● TASK BRIEF: Gather up the lines with the word "diesem" in them.

[Data records]
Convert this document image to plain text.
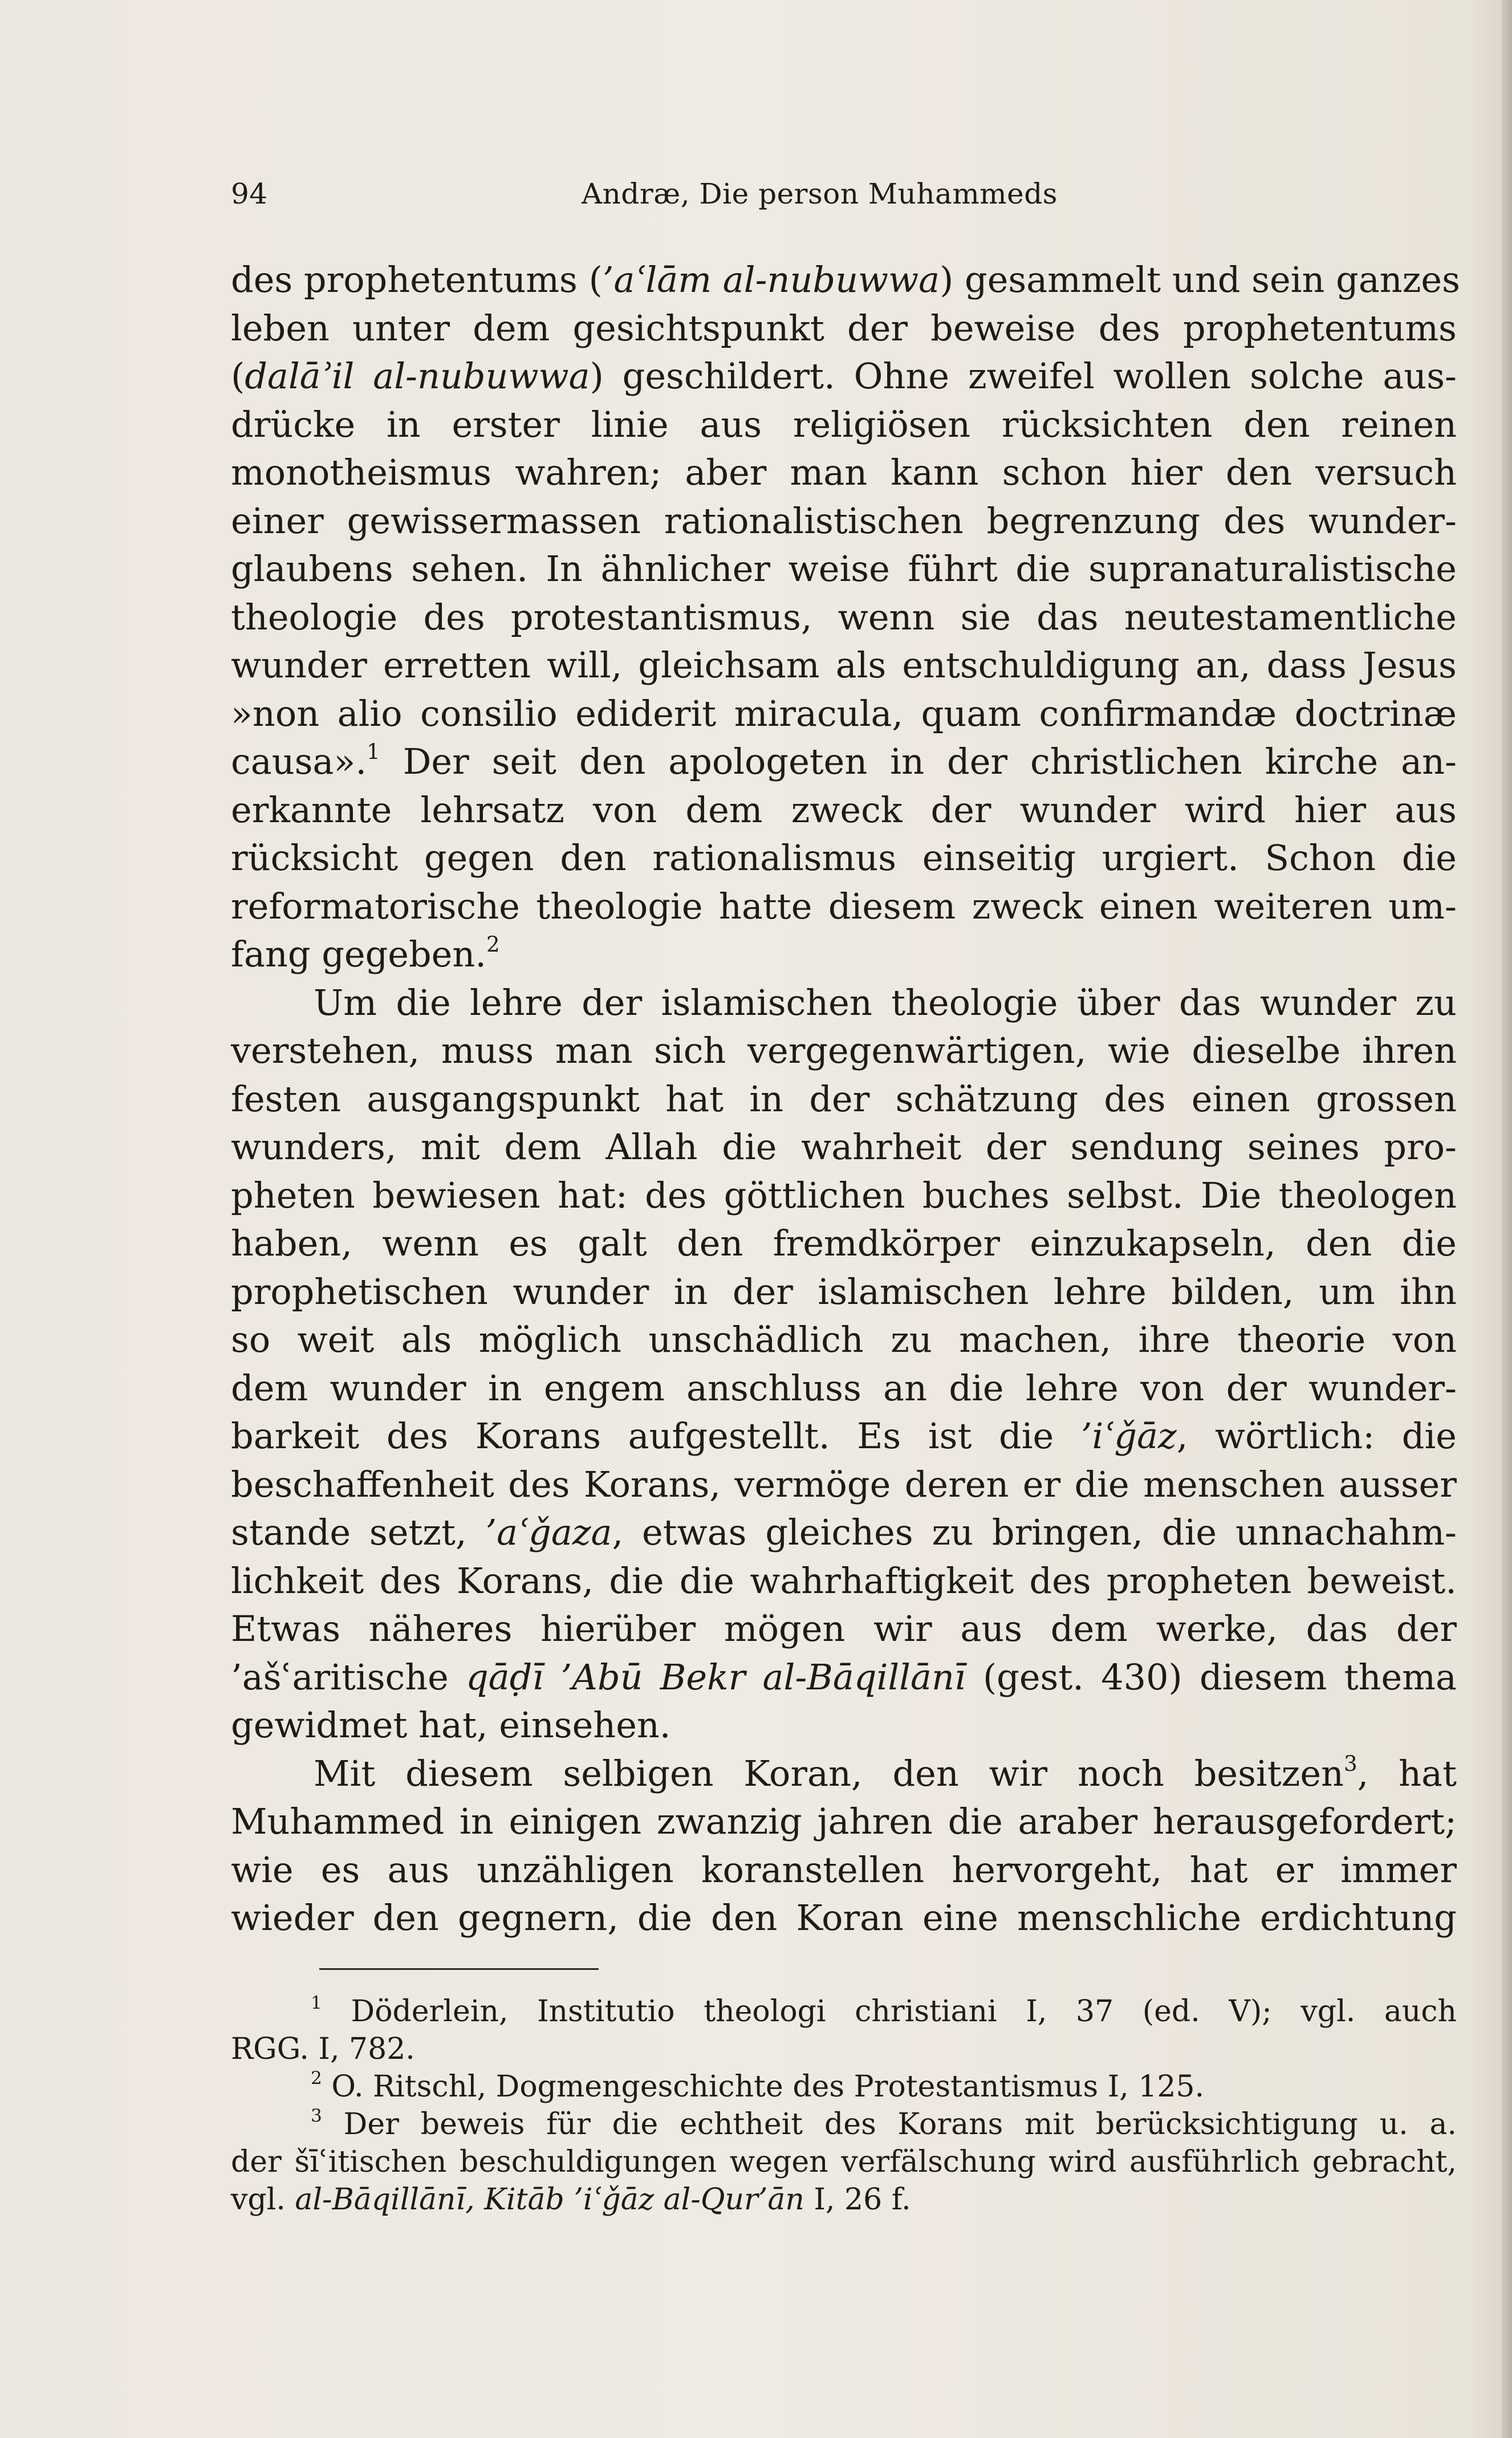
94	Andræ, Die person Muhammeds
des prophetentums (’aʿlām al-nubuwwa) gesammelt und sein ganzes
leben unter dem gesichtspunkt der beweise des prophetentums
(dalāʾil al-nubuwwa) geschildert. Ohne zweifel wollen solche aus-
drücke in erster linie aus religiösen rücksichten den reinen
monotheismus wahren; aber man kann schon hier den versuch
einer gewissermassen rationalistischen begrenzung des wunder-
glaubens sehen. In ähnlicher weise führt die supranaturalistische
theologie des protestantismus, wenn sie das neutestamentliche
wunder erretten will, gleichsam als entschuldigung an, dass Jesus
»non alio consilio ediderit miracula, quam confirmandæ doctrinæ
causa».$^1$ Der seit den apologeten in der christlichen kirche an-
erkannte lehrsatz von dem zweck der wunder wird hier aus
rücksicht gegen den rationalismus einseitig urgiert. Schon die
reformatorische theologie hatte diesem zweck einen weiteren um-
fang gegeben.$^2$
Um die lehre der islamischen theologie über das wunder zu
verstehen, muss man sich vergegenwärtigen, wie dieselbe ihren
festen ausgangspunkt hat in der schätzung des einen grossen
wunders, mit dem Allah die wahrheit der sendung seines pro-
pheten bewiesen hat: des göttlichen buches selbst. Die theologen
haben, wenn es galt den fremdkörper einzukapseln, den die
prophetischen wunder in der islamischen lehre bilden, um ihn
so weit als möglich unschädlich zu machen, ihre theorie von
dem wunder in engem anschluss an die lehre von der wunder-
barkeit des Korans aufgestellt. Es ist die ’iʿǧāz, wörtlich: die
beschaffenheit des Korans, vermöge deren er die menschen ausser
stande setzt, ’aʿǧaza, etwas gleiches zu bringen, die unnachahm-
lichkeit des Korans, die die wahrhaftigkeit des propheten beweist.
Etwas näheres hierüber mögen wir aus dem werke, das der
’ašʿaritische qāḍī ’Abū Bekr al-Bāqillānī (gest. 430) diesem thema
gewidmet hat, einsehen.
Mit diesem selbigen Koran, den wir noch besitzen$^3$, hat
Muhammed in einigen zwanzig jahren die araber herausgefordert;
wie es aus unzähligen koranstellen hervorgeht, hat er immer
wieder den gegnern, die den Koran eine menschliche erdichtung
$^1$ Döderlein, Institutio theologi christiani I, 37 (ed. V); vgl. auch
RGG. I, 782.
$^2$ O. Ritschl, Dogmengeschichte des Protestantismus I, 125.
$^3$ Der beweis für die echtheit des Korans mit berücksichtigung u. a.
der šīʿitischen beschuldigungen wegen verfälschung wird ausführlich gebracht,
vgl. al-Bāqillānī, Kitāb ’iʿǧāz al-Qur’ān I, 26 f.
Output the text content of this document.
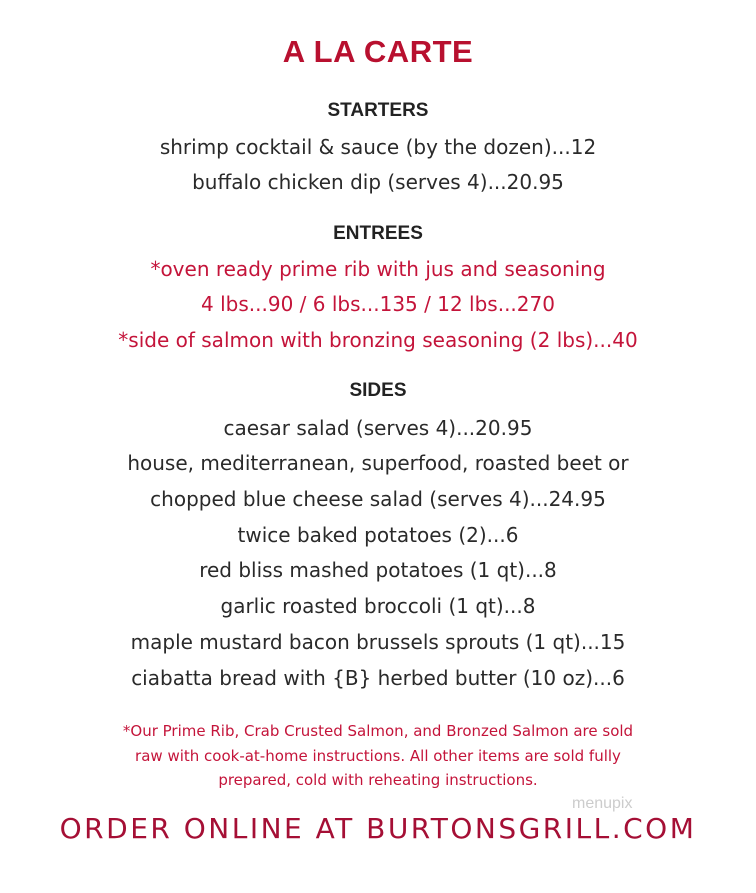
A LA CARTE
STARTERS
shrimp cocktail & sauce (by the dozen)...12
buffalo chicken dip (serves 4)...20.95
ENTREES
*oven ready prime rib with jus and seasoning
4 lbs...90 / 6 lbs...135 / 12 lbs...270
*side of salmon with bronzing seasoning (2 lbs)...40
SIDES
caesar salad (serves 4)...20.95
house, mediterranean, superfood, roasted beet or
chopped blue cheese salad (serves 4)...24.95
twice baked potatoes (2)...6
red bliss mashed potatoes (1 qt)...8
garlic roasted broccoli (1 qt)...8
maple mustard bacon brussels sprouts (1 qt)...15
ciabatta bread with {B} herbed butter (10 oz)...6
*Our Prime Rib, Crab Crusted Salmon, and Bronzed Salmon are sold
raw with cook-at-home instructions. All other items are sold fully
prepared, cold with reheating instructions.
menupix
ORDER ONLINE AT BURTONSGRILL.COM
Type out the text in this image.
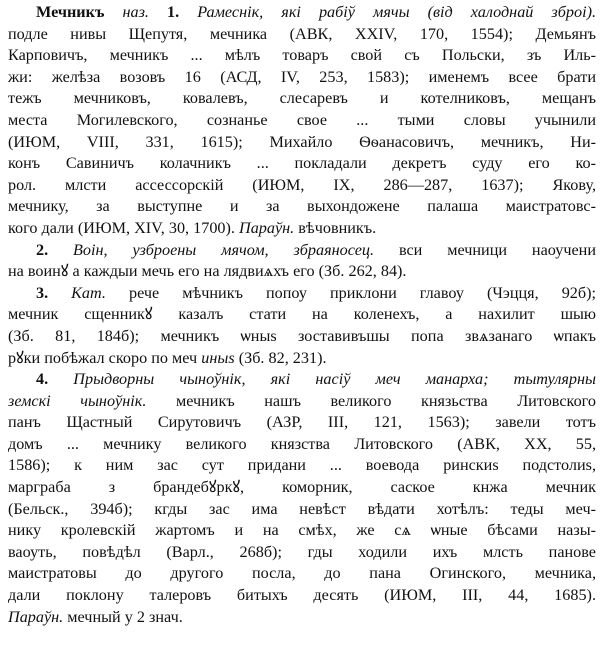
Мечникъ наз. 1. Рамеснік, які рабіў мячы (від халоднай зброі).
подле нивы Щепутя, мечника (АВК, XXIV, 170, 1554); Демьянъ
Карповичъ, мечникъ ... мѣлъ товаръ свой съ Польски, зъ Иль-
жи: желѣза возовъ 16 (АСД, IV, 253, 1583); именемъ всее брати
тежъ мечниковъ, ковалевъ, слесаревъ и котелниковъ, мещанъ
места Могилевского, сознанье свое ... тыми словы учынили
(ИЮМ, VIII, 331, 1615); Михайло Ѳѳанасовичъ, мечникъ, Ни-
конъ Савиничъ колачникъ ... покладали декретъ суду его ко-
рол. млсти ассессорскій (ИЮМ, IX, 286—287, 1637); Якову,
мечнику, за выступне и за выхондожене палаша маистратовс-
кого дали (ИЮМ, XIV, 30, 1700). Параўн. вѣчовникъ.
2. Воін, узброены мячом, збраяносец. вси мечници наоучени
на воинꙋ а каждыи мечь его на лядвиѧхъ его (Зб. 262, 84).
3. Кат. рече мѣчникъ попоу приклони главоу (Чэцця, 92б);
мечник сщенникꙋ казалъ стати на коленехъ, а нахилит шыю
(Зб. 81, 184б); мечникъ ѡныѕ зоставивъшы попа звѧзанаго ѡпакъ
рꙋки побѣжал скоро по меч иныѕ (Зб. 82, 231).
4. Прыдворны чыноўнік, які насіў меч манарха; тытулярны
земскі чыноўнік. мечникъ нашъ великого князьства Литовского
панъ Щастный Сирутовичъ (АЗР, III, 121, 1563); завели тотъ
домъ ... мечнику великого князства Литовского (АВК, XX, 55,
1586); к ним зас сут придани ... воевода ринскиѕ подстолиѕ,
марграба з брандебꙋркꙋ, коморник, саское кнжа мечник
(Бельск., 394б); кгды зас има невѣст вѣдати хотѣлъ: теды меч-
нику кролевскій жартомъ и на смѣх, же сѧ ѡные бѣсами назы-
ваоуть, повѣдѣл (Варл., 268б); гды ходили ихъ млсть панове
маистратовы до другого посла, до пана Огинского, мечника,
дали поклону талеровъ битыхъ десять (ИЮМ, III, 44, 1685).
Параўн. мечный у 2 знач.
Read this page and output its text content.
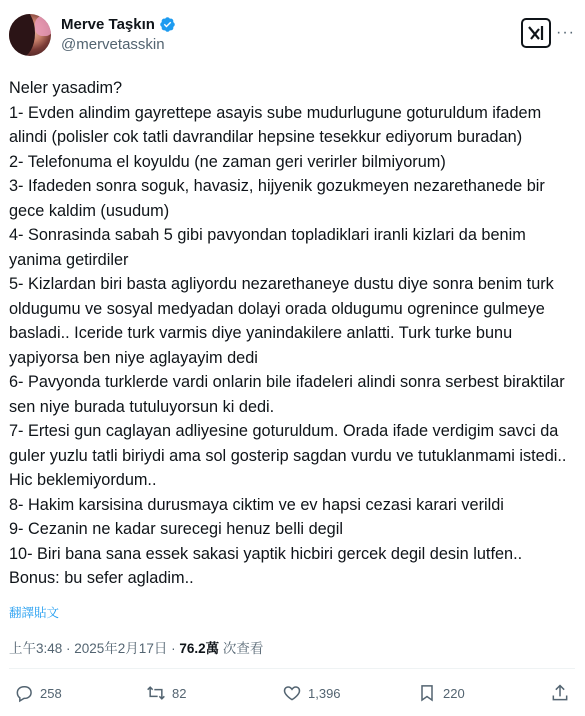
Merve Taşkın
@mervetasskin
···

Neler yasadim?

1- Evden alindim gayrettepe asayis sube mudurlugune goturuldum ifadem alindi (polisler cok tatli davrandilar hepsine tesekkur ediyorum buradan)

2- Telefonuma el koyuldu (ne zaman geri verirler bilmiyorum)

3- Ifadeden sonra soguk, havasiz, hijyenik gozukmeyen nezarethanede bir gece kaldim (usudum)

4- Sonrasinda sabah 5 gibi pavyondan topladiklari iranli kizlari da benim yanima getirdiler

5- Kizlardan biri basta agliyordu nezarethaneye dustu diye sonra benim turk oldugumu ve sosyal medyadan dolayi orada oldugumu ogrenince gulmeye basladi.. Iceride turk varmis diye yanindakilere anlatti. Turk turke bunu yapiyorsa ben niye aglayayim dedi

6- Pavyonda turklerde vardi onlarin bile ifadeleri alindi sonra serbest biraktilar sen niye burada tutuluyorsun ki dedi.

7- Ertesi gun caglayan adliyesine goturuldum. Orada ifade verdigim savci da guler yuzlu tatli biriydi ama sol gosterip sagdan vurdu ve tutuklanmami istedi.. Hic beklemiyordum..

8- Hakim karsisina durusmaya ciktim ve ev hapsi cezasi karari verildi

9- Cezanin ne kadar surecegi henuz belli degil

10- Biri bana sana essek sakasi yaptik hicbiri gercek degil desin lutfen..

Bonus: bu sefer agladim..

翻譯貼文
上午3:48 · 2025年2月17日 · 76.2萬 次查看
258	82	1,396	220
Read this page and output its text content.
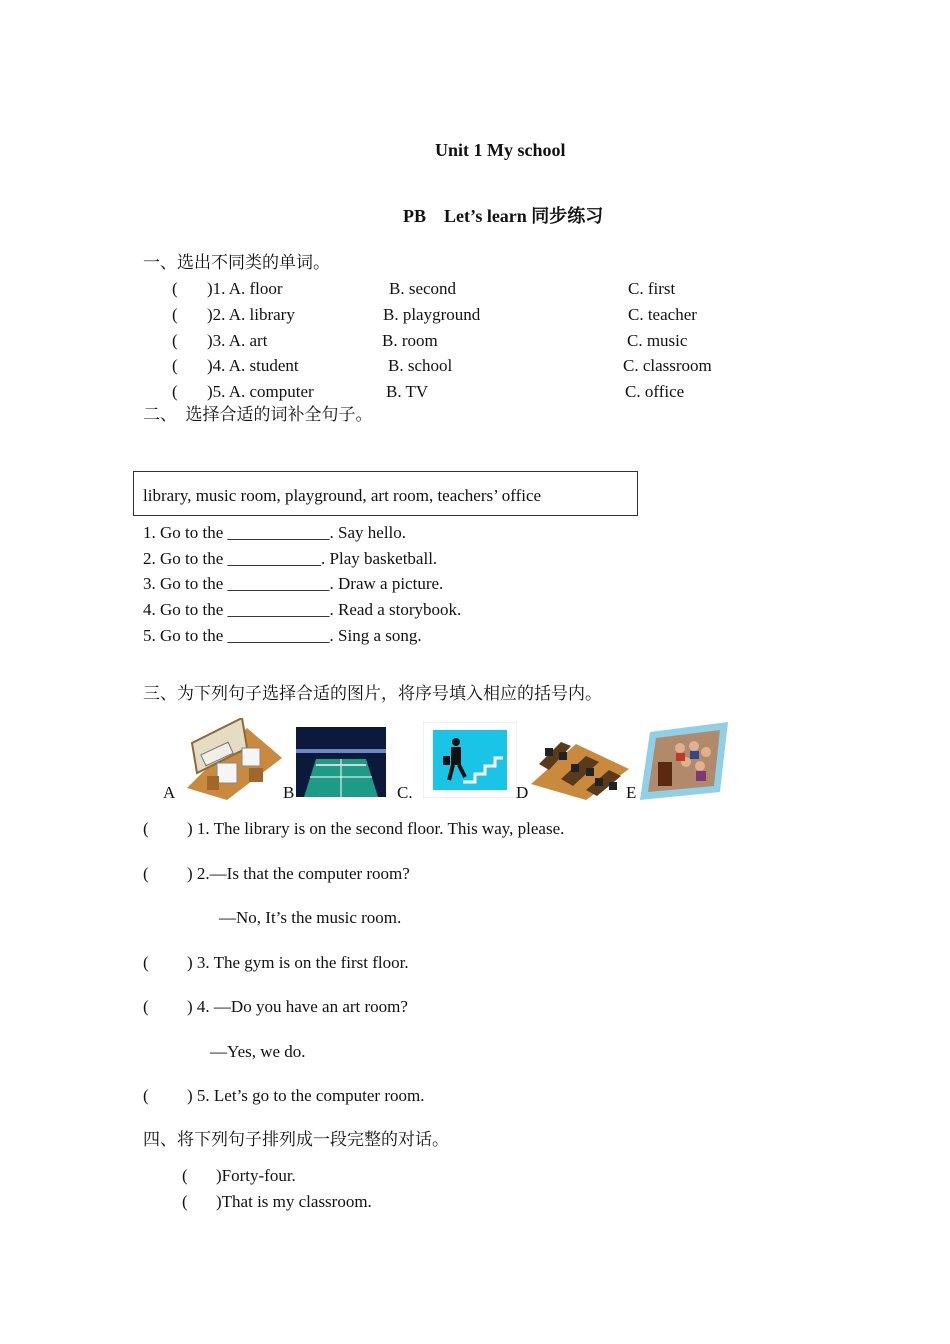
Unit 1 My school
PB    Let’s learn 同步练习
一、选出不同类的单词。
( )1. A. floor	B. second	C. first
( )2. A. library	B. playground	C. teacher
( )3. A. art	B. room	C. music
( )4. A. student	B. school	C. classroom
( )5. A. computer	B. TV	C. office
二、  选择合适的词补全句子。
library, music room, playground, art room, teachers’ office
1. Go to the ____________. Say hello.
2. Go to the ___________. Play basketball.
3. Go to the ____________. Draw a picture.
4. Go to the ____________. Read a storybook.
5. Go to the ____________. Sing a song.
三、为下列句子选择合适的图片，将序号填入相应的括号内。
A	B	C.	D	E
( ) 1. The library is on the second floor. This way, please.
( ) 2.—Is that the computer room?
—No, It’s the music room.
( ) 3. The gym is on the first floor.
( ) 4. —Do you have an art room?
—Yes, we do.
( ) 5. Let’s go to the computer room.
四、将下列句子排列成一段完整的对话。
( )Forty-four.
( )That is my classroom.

● WORKED SOLUTION:
reformatorische theologie hatte diesem zweck einen weiteren um-
’ašʿaritische qāḍī ’Abū Bekr al-Bāqillānī (gest. 430) diesem thema
Mit diesem selbigen Koran, den wir noch besitzen$^3$, hat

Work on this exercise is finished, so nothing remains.